● **Request**
Write out all the material exactly. Leave nothing out.

— Start Supplied data —

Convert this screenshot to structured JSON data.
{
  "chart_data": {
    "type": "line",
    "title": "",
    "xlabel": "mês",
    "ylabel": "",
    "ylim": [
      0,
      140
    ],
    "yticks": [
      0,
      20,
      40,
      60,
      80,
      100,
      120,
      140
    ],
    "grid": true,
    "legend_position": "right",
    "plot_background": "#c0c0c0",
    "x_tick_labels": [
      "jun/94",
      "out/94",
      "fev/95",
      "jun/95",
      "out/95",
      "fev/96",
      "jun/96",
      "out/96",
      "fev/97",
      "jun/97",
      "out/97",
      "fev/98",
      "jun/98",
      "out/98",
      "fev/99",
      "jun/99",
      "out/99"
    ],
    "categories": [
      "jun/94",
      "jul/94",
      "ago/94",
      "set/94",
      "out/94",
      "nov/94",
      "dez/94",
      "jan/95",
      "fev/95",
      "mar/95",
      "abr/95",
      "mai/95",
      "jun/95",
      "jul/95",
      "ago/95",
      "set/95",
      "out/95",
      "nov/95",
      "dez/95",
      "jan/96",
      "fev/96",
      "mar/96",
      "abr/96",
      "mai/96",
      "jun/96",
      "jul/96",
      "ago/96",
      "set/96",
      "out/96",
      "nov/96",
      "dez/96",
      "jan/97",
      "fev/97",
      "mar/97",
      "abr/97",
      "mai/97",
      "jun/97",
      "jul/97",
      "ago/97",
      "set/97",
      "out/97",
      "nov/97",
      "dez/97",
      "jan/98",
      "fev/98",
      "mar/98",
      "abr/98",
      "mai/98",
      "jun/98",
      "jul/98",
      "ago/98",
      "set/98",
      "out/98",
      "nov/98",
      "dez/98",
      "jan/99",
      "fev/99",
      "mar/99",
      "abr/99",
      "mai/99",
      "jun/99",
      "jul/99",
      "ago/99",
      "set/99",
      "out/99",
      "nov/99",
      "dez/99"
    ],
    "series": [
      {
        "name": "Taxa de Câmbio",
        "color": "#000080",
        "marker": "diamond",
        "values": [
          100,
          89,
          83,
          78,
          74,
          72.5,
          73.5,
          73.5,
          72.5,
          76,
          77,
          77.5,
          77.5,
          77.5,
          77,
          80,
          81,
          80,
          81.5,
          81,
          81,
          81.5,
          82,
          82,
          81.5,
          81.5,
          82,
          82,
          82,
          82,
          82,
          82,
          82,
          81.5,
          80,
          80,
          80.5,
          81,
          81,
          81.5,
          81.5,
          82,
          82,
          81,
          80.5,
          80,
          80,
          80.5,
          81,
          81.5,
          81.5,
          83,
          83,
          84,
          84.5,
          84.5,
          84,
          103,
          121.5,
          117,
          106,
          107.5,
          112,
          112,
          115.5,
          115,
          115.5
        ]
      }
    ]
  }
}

— End Supplied data —

● **Output for this exercise**
Convert this screenshot to structured JSON data.
{
  "chart_data": {
    "type": "line",
    "title": "",
    "xlabel": "mês",
    "ylabel": "",
    "ylim": [
      0,
      140
    ],
    "yticks": [
      0,
      20,
      40,
      60,
      80,
      100,
      120,
      140
    ],
    "grid": true,
    "legend_position": "right",
    "plot_background": "#c0c0c0",
    "x_tick_labels": [
      "jun/94",
      "out/94",
      "fev/95",
      "jun/95",
      "out/95",
      "fev/96",
      "jun/96",
      "out/96",
      "fev/97",
      "jun/97",
      "out/97",
      "fev/98",
      "jun/98",
      "out/98",
      "fev/99",
      "jun/99",
      "out/99"
    ],
    "categories": [
      "jun/94",
      "jul/94",
      "ago/94",
      "set/94",
      "out/94",
      "nov/94",
      "dez/94",
      "jan/95",
      "fev/95",
      "mar/95",
      "abr/95",
      "mai/95",
      "jun/95",
      "jul/95",
      "ago/95",
      "set/95",
      "out/95",
      "nov/95",
      "dez/95",
      "jan/96",
      "fev/96",
      "mar/96",
      "abr/96",
      "mai/96",
      "jun/96",
      "jul/96",
      "ago/96",
      "set/96",
      "out/96",
      "nov/96",
      "dez/96",
      "jan/97",
      "fev/97",
      "mar/97",
      "abr/97",
      "mai/97",
      "jun/97",
      "jul/97",
      "ago/97",
      "set/97",
      "out/97",
      "nov/97",
      "dez/97",
      "jan/98",
      "fev/98",
      "mar/98",
      "abr/98",
      "mai/98",
      "jun/98",
      "jul/98",
      "ago/98",
      "set/98",
      "out/98",
      "nov/98",
      "dez/98",
      "jan/99",
      "fev/99",
      "mar/99",
      "abr/99",
      "mai/99",
      "jun/99",
      "jul/99",
      "ago/99",
      "set/99",
      "out/99",
      "nov/99",
      "dez/99"
    ],
    "series": [
      {
        "name": "Taxa de Câmbio",
        "color": "#000080",
        "marker": "diamond",
        "values": [
          100,
          89,
          83,
          78,
          74,
          72.5,
          73.5,
          73.5,
          72.5,
          76,
          77,
          77.5,
          77.5,
          77.5,
          77,
          80,
          81,
          80,
          81.5,
          81,
          81,
          81.5,
          82,
          82,
          81.5,
          81.5,
          82,
          82,
          82,
          82,
          82,
          82,
          82,
          81.5,
          80,
          80,
          80.5,
          81,
          81,
          81.5,
          81.5,
          82,
          82,
          81,
          80.5,
          80,
          80,
          80.5,
          81,
          81.5,
          81.5,
          83,
          83,
          84,
          84.5,
          84.5,
          84,
          103,
          121.5,
          117,
          106,
          107.5,
          112,
          112,
          115.5,
          115,
          115.5
        ]
      }
    ]
  }
}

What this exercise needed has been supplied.